ENTRIES PROVIDED:
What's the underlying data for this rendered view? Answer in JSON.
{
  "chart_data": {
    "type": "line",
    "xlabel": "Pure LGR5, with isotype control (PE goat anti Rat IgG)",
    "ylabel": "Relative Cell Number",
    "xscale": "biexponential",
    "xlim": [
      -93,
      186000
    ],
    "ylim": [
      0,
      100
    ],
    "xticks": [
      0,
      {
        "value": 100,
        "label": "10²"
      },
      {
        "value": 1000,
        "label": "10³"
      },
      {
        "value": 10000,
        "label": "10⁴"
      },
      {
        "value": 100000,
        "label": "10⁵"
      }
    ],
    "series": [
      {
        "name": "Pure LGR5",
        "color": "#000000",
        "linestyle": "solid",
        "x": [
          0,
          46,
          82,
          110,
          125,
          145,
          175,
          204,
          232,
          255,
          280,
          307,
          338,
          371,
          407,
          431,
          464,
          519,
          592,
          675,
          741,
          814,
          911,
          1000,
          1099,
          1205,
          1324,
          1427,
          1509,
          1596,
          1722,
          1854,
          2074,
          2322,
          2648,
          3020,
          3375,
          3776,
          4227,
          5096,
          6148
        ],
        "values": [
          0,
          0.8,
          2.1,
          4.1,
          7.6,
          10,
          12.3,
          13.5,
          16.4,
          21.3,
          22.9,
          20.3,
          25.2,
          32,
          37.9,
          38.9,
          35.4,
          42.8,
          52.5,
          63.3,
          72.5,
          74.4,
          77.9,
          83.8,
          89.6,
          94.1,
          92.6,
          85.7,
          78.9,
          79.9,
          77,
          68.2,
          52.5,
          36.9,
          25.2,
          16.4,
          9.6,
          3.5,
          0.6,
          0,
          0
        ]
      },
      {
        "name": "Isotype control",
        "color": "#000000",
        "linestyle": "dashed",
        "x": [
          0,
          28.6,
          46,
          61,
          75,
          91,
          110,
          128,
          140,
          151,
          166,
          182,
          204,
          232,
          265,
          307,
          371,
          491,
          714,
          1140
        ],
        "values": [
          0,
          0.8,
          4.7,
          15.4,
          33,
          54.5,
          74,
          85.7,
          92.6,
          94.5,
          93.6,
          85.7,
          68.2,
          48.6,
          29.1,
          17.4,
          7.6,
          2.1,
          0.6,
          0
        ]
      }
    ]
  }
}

INSTRUCTION:
Your task is to repeat every entry exactly.

CORRECT RESULT:
What's the underlying data for this rendered view? Answer in JSON.
{
  "chart_data": {
    "type": "line",
    "xlabel": "Pure LGR5, with isotype control (PE goat anti Rat IgG)",
    "ylabel": "Relative Cell Number",
    "xscale": "biexponential",
    "xlim": [
      -93,
      186000
    ],
    "ylim": [
      0,
      100
    ],
    "xticks": [
      0,
      {
        "value": 100,
        "label": "10²"
      },
      {
        "value": 1000,
        "label": "10³"
      },
      {
        "value": 10000,
        "label": "10⁴"
      },
      {
        "value": 100000,
        "label": "10⁵"
      }
    ],
    "series": [
      {
        "name": "Pure LGR5",
        "color": "#000000",
        "linestyle": "solid",
        "x": [
          0,
          46,
          82,
          110,
          125,
          145,
          175,
          204,
          232,
          255,
          280,
          307,
          338,
          371,
          407,
          431,
          464,
          519,
          592,
          675,
          741,
          814,
          911,
          1000,
          1099,
          1205,
          1324,
          1427,
          1509,
          1596,
          1722,
          1854,
          2074,
          2322,
          2648,
          3020,
          3375,
          3776,
          4227,
          5096,
          6148
        ],
        "values": [
          0,
          0.8,
          2.1,
          4.1,
          7.6,
          10,
          12.3,
          13.5,
          16.4,
          21.3,
          22.9,
          20.3,
          25.2,
          32,
          37.9,
          38.9,
          35.4,
          42.8,
          52.5,
          63.3,
          72.5,
          74.4,
          77.9,
          83.8,
          89.6,
          94.1,
          92.6,
          85.7,
          78.9,
          79.9,
          77,
          68.2,
          52.5,
          36.9,
          25.2,
          16.4,
          9.6,
          3.5,
          0.6,
          0,
          0
        ]
      },
      {
        "name": "Isotype control",
        "color": "#000000",
        "linestyle": "dashed",
        "x": [
          0,
          28.6,
          46,
          61,
          75,
          91,
          110,
          128,
          140,
          151,
          166,
          182,
          204,
          232,
          265,
          307,
          371,
          491,
          714,
          1140
        ],
        "values": [
          0,
          0.8,
          4.7,
          15.4,
          33,
          54.5,
          74,
          85.7,
          92.6,
          94.5,
          93.6,
          85.7,
          68.2,
          48.6,
          29.1,
          17.4,
          7.6,
          2.1,
          0.6,
          0
        ]
      }
    ]
  }
}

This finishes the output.